Task brief: Count how many lines below include the string "ylabel", and give that number without anything else.

-- begin Raw data --

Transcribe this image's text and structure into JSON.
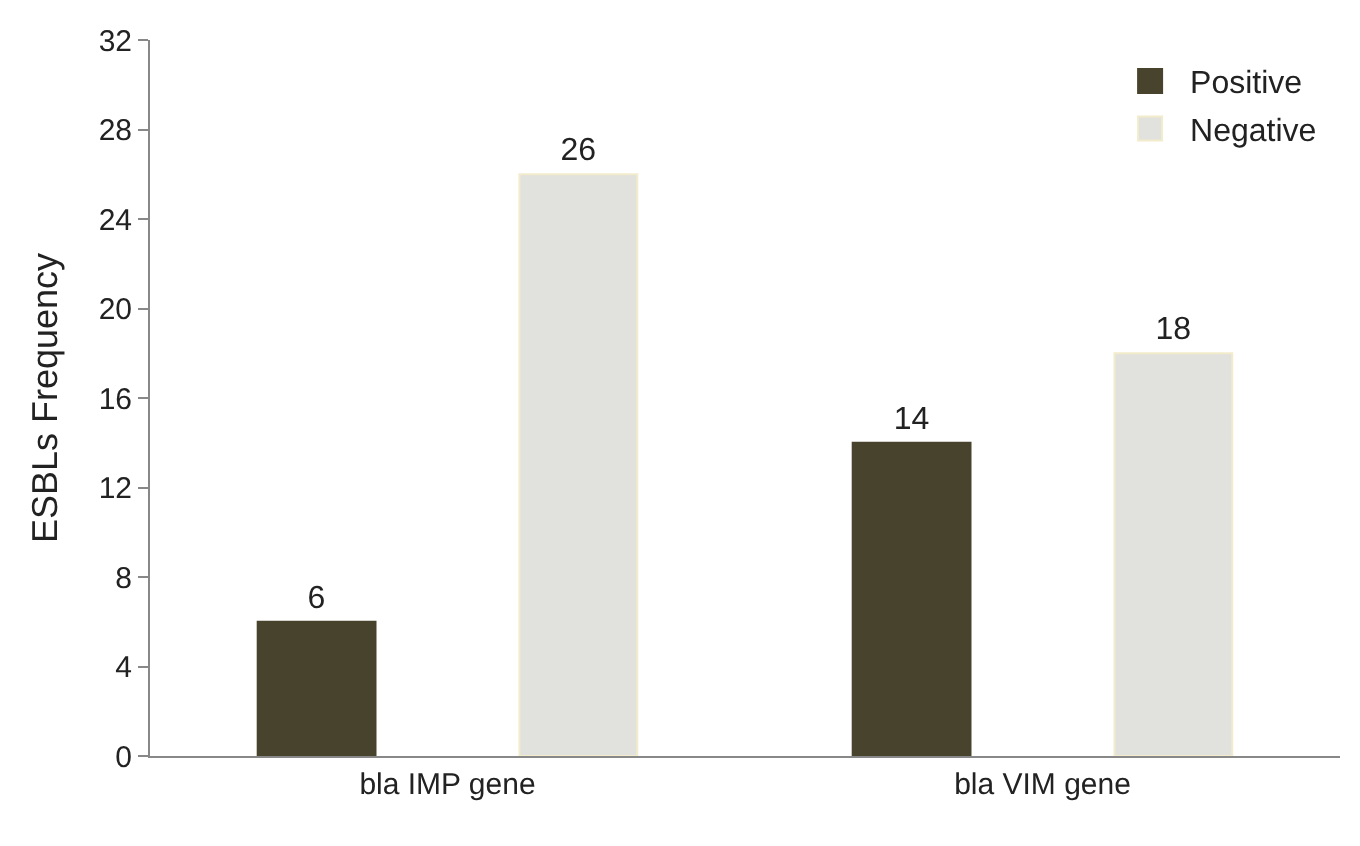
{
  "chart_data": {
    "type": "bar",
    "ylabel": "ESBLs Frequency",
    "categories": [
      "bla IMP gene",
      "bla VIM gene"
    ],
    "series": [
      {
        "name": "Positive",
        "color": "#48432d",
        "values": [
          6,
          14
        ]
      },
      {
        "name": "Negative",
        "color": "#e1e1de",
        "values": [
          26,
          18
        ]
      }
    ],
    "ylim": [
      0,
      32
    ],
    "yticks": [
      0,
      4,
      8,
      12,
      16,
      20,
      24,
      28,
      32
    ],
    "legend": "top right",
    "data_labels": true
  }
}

-- end Raw data --
-- begin Raw data --

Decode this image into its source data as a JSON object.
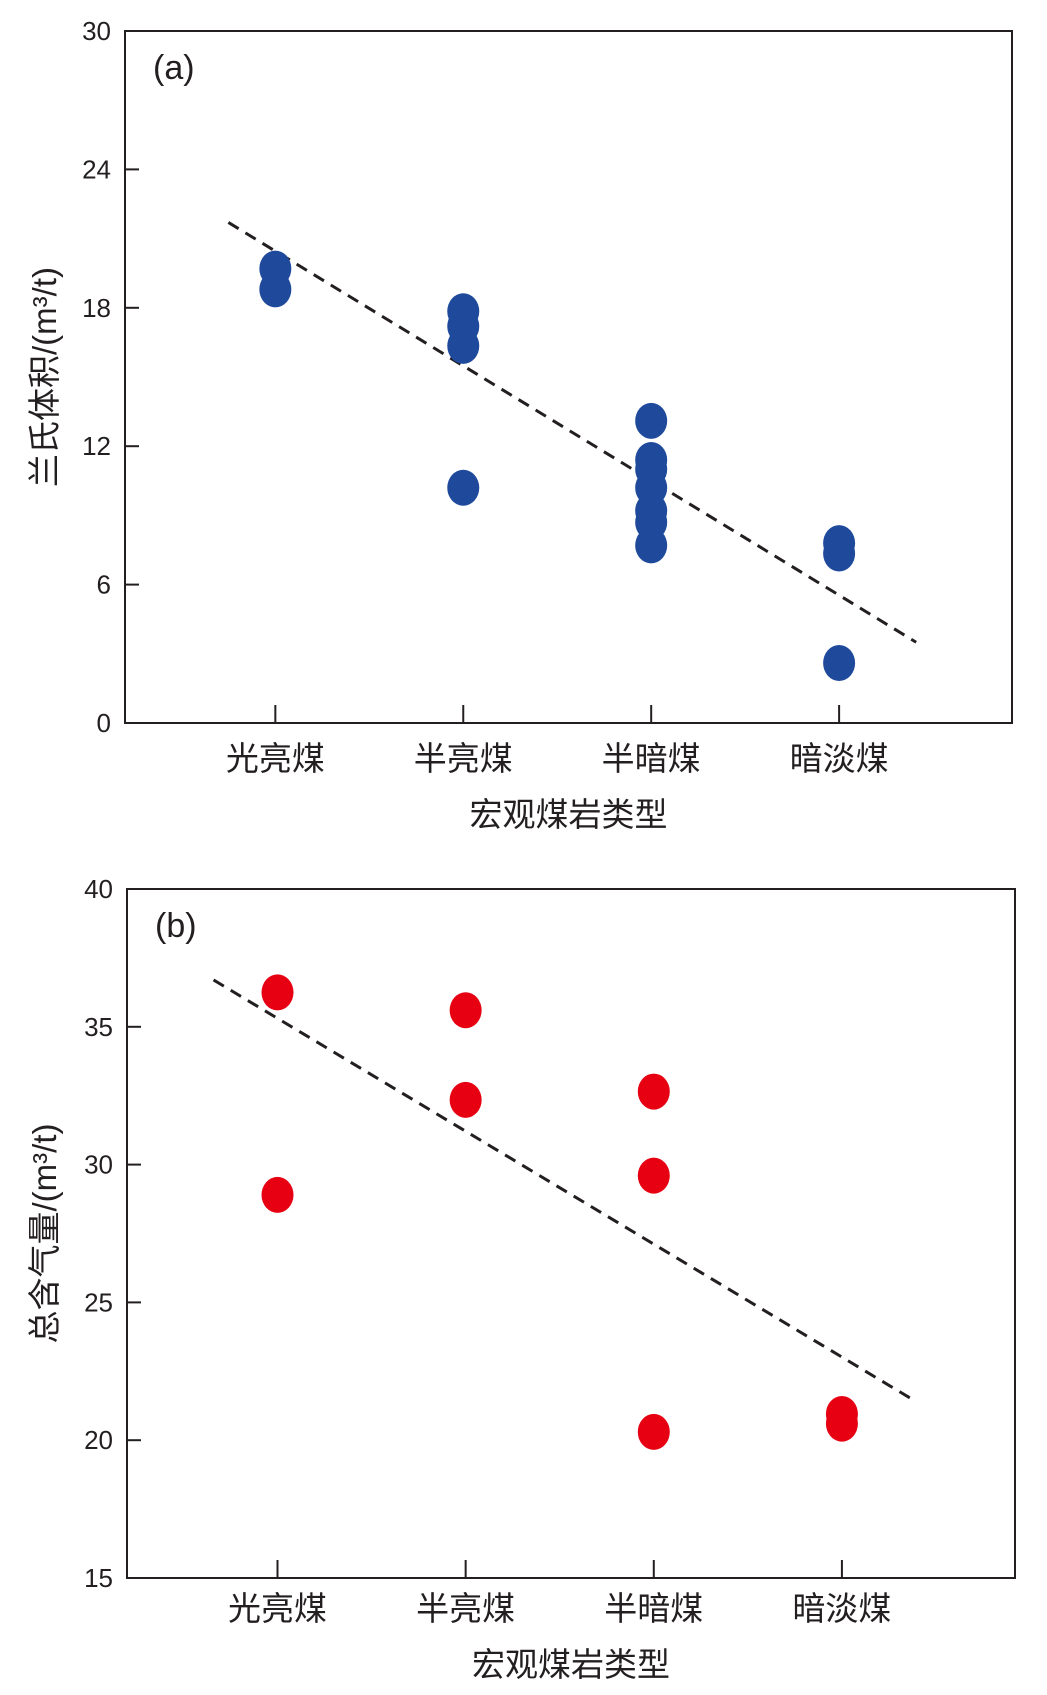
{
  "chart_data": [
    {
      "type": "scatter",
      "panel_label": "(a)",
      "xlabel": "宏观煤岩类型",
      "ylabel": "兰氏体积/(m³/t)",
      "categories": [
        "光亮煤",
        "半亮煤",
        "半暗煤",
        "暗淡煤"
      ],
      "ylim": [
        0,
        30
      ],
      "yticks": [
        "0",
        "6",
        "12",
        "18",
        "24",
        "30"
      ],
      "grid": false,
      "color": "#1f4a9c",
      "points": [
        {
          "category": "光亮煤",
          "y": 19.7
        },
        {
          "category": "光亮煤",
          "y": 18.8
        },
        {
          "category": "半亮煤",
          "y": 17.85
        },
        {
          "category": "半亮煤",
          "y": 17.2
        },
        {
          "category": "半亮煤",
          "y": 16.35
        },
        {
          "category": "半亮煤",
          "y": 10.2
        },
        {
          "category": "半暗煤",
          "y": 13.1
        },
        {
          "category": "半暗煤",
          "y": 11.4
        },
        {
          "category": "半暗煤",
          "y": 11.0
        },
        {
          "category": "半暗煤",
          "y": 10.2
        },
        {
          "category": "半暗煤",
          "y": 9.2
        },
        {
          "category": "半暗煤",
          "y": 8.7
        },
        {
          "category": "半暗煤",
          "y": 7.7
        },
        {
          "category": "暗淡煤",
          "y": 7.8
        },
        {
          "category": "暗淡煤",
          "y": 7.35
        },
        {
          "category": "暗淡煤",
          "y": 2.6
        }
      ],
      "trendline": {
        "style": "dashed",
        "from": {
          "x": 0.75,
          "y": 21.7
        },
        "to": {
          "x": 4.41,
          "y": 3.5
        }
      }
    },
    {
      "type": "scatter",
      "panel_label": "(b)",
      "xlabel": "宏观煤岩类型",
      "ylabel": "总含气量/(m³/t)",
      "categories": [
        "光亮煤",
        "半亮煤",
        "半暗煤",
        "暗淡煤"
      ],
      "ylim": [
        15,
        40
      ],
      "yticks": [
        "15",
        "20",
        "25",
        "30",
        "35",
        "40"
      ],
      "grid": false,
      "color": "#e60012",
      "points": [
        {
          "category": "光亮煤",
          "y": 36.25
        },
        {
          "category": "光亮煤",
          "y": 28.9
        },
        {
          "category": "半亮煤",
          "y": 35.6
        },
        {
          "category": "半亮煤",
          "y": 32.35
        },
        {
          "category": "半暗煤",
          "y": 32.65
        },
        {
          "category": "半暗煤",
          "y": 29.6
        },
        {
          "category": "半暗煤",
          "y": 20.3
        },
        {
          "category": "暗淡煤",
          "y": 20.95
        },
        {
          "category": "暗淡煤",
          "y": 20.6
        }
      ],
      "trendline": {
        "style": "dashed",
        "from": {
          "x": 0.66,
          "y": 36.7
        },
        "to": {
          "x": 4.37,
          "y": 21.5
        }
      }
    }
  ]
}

-- end Raw data --

Solution for this task: 3